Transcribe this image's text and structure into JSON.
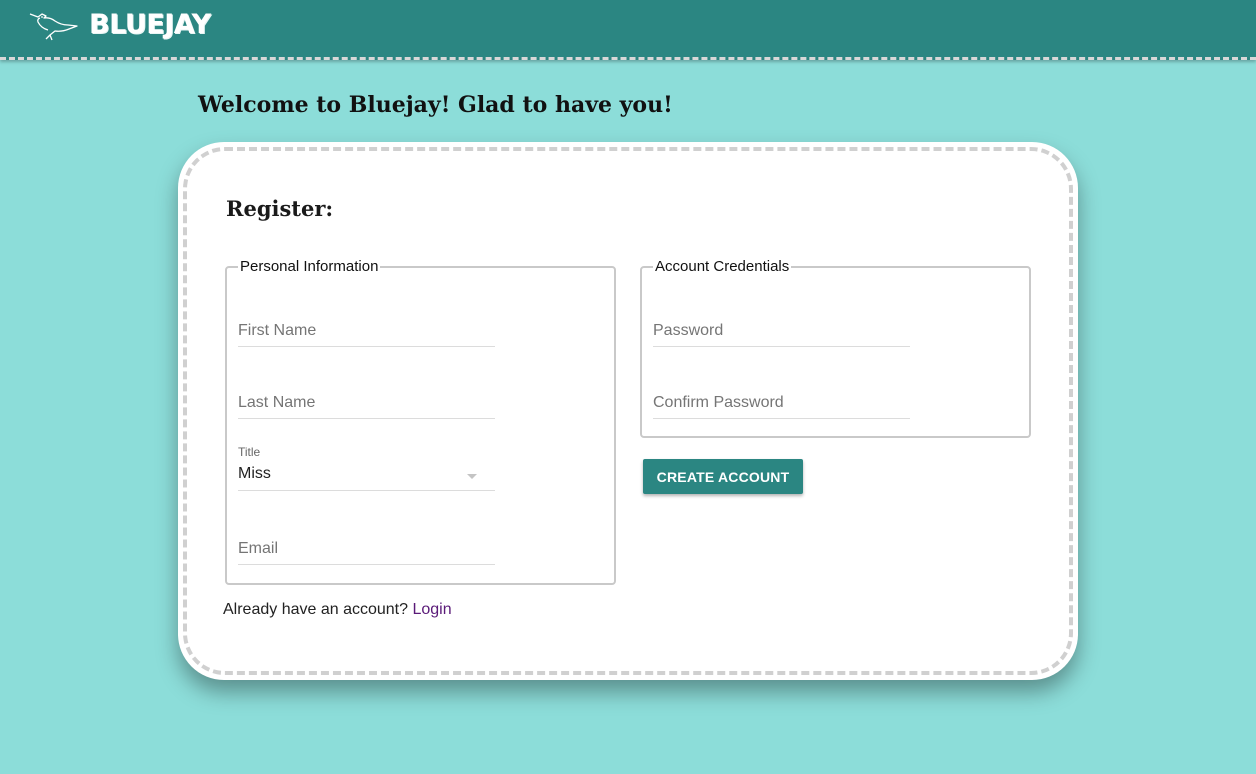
{
  "header": {
    "logo_icon": "bluejay-bird-icon",
    "brand": "BLUEJAY",
    "bar_color": "#2b8682"
  },
  "page": {
    "welcome": "Welcome to Bluejay! Glad to have you!",
    "background_color": "#8cddd9"
  },
  "form": {
    "title": "Register:",
    "personal": {
      "legend": "Personal Information",
      "first_name": {
        "placeholder": "First Name",
        "value": ""
      },
      "last_name": {
        "placeholder": "Last Name",
        "value": ""
      },
      "title_select": {
        "label": "Title",
        "value": "Miss"
      },
      "email": {
        "placeholder": "Email",
        "value": ""
      }
    },
    "account": {
      "legend": "Account Credentials",
      "password": {
        "placeholder": "Password",
        "value": ""
      },
      "confirm_password": {
        "placeholder": "Confirm Password",
        "value": ""
      }
    },
    "submit_label": "CREATE ACCOUNT",
    "already_text": "Already have an account?",
    "login_link": "Login"
  }
}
------
Leave the pictures out and print the records above exactly as they stand.

Transcribe this image's text and structure into JSON.
{
  "header": {
    "logo_icon": "bluejay-bird-icon",
    "brand": "BLUEJAY",
    "bar_color": "#2b8682"
  },
  "page": {
    "welcome": "Welcome to Bluejay! Glad to have you!",
    "background_color": "#8cddd9"
  },
  "form": {
    "title": "Register:",
    "personal": {
      "legend": "Personal Information",
      "first_name": {
        "placeholder": "First Name",
        "value": ""
      },
      "last_name": {
        "placeholder": "Last Name",
        "value": ""
      },
      "title_select": {
        "label": "Title",
        "value": "Miss"
      },
      "email": {
        "placeholder": "Email",
        "value": ""
      }
    },
    "account": {
      "legend": "Account Credentials",
      "password": {
        "placeholder": "Password",
        "value": ""
      },
      "confirm_password": {
        "placeholder": "Confirm Password",
        "value": ""
      }
    },
    "submit_label": "CREATE ACCOUNT",
    "already_text": "Already have an account?",
    "login_link": "Login"
  }
}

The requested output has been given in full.